• [Task objective]: Copy the data below verbatim, from its first line through the line containing "menu-item-label: Apply Layer", including both of those lines.

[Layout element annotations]
++++++++
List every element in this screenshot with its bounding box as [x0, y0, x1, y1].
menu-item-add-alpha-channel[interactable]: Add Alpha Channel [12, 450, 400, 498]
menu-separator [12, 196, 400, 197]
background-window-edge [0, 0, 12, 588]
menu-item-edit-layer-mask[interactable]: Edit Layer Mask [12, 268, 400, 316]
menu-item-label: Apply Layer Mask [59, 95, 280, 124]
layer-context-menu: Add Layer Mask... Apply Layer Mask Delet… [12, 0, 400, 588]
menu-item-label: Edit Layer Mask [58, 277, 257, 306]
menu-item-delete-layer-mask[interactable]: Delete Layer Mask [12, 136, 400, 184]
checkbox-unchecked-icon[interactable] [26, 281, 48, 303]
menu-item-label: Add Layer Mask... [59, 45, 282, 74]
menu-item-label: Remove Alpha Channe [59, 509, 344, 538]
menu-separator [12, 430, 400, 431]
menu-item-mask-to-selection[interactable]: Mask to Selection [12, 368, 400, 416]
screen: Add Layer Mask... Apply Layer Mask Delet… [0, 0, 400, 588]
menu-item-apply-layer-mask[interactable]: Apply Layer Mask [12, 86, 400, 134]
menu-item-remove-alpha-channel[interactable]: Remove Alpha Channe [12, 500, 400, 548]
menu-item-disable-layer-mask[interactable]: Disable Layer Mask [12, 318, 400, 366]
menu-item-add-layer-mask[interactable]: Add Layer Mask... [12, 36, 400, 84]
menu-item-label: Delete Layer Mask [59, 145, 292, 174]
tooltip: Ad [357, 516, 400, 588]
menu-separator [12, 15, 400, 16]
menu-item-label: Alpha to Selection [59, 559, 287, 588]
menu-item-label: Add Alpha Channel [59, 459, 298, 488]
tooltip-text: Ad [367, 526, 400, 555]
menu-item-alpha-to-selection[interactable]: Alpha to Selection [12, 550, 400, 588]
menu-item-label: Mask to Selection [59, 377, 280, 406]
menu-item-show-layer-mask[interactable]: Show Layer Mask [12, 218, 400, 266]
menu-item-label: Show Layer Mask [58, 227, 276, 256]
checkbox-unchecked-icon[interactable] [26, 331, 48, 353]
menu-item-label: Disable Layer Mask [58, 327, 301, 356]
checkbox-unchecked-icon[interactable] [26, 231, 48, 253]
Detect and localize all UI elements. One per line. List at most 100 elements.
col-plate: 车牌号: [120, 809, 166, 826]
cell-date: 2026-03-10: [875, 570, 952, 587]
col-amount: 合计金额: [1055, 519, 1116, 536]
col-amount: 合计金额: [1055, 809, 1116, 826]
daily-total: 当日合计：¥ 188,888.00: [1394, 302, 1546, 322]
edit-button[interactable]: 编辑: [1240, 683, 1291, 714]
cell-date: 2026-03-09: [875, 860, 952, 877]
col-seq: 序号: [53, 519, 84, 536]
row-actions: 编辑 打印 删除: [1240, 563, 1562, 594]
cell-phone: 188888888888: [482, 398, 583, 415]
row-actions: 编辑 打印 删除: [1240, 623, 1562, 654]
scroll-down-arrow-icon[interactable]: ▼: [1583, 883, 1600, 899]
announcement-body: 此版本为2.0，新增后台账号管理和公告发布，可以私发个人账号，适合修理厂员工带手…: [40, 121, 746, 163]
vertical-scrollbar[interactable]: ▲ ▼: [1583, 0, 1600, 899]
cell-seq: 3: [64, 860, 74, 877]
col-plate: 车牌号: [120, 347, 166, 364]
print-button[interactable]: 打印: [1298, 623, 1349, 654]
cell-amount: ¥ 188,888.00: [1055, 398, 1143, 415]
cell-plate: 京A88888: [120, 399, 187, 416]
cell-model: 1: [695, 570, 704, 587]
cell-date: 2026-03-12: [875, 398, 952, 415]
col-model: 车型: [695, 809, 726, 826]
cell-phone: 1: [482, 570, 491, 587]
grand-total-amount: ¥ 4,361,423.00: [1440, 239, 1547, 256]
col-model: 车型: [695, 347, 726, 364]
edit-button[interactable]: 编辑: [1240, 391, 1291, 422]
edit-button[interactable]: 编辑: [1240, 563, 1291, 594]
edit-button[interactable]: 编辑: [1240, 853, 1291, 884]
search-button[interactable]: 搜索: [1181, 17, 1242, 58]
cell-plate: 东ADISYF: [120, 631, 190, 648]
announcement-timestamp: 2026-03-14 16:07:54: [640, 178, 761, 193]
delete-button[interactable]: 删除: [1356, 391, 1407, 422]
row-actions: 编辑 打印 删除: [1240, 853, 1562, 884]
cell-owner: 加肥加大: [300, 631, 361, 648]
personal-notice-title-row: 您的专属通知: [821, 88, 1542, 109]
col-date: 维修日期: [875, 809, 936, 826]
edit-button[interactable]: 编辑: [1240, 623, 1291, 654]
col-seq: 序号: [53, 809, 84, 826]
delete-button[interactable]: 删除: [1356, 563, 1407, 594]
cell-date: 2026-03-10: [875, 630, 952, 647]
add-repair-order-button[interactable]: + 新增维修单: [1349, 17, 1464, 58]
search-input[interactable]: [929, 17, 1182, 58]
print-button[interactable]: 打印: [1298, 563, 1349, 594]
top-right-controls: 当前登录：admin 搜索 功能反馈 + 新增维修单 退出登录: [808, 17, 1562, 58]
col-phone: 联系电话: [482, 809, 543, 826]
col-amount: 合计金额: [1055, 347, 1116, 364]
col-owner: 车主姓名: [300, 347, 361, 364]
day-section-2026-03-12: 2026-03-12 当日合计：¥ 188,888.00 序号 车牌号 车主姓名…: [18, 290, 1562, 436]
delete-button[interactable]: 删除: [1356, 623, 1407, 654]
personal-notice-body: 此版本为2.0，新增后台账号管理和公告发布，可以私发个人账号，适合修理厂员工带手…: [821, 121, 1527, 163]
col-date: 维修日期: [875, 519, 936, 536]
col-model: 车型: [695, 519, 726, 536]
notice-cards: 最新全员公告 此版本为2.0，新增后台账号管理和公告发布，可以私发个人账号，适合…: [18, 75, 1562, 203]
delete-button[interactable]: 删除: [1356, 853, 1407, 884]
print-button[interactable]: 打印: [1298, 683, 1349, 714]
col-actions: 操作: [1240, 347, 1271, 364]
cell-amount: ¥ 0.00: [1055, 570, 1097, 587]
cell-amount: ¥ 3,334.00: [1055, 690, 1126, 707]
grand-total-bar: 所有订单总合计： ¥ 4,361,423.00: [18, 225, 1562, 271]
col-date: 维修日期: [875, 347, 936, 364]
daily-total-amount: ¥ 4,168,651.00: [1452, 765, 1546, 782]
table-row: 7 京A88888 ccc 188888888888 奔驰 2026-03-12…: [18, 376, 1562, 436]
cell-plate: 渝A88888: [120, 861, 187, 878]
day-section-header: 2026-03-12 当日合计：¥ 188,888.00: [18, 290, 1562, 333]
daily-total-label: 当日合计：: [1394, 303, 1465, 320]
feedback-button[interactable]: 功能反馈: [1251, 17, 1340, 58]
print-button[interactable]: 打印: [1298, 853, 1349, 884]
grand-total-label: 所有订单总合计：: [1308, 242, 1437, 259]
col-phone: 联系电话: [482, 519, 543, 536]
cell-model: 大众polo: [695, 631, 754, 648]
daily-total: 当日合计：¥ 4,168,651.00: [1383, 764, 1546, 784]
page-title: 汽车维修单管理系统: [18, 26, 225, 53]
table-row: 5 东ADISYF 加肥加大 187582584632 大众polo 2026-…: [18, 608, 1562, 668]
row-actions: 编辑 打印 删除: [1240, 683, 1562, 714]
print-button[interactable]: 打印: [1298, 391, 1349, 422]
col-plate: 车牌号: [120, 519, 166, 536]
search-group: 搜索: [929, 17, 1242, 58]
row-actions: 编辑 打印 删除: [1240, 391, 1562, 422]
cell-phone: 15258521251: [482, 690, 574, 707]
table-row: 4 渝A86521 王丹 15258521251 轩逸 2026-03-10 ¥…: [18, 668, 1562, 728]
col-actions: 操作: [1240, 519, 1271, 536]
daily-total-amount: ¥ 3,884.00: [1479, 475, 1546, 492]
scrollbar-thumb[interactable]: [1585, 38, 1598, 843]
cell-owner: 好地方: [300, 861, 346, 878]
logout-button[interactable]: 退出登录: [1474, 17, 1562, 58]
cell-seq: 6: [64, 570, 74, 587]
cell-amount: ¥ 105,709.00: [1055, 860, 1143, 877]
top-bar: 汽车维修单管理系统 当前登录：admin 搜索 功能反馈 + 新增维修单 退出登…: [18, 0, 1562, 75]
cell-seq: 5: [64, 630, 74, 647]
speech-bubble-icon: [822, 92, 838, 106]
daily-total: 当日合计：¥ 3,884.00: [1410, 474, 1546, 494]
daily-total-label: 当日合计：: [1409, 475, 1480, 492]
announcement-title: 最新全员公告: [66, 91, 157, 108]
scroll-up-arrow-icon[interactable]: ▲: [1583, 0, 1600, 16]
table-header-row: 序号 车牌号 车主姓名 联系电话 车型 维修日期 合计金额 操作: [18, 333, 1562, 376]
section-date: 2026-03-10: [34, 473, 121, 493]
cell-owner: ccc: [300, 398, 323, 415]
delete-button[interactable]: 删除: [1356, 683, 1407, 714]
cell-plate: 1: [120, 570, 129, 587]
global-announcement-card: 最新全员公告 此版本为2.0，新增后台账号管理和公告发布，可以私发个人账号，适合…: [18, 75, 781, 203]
++++++++
• [Full answer]:
List every element in this screenshot with its bounding box as [x0, y0, x1, y1].
menu-item-add-alpha-channel[interactable]: Add Alpha Channel [12, 450, 400, 498]
menu-separator [12, 196, 400, 197]
background-window-edge [0, 0, 12, 588]
menu-item-edit-layer-mask[interactable]: Edit Layer Mask [12, 268, 400, 316]
menu-item-label: Apply Layer Mask [59, 95, 280, 124]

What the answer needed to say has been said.